§ Task objective: Filter these entries, keeping only lines that hold the word "Podemos".

§ Data entries:
---*---

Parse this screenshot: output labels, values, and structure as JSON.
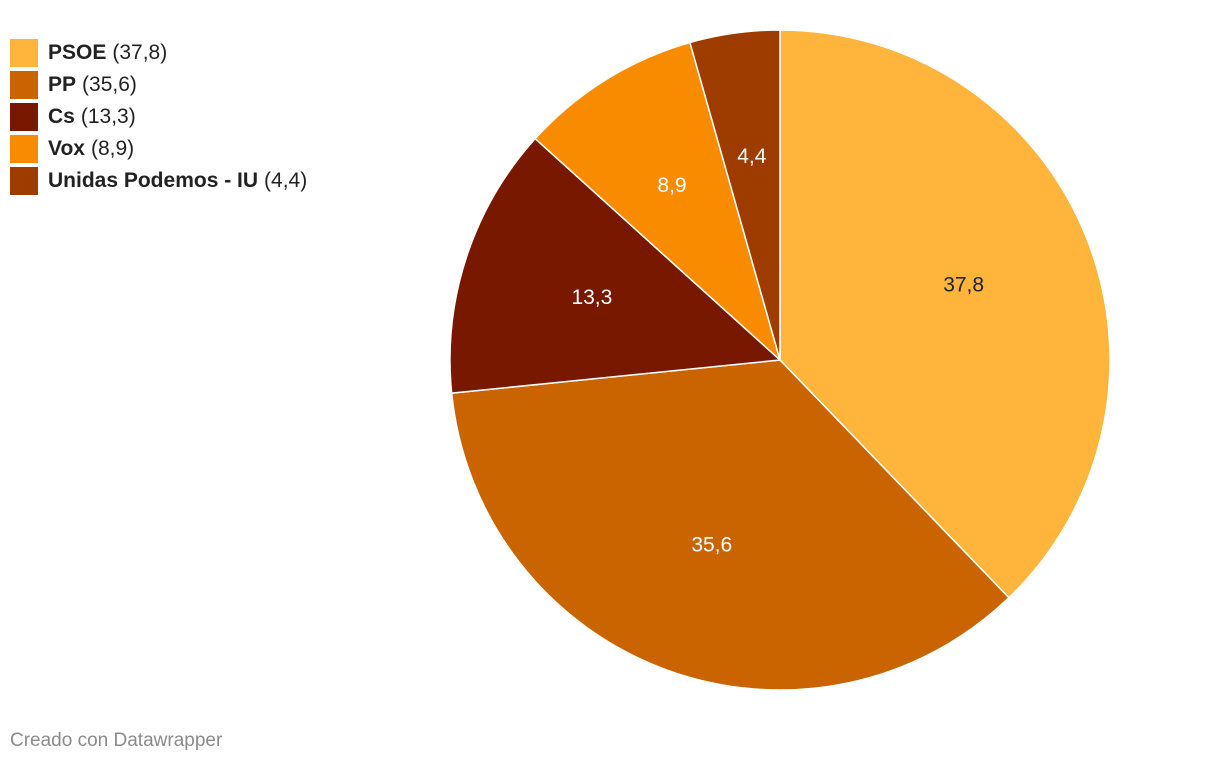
{
  "chart_data": {
    "type": "pie",
    "title": "",
    "categories": [
      "PSOE",
      "PP",
      "Cs",
      "Vox",
      "Unidas Podemos - IU"
    ],
    "values": [
      37.8,
      35.6,
      13.3,
      8.9,
      4.4
    ],
    "value_labels": [
      "37,8",
      "35,6",
      "13,3",
      "8,9",
      "4,4"
    ],
    "legend_values": [
      "(37,8)",
      "(35,6)",
      "(13,3)",
      "(8,9)",
      "(4,4)"
    ],
    "colors": [
      "#FFB43B",
      "#C96400",
      "#781800",
      "#F98B00",
      "#9E3C00"
    ],
    "label_colors": [
      "#222222",
      "#ffffff",
      "#ffffff",
      "#ffffff",
      "#ffffff"
    ],
    "legend_placement": "top-left",
    "start": "12 o'clock, clockwise"
  },
  "legend": {
    "items": [
      {
        "name": "PSOE",
        "value": "(37,8)",
        "color": "#FFB43B"
      },
      {
        "name": "PP",
        "value": "(35,6)",
        "color": "#C96400"
      },
      {
        "name": "Cs",
        "value": "(13,3)",
        "color": "#781800"
      },
      {
        "name": "Vox",
        "value": "(8,9)",
        "color": "#F98B00"
      },
      {
        "name": "Unidas Podemos - IU",
        "value": "(4,4)",
        "color": "#9E3C00"
      }
    ]
  },
  "footer": {
    "credit": "Creado con Datawrapper"
  }
}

---*---

§ Task output:
      "Unidas Podemos - IU"
        "name": "Unidas Podemos - IU",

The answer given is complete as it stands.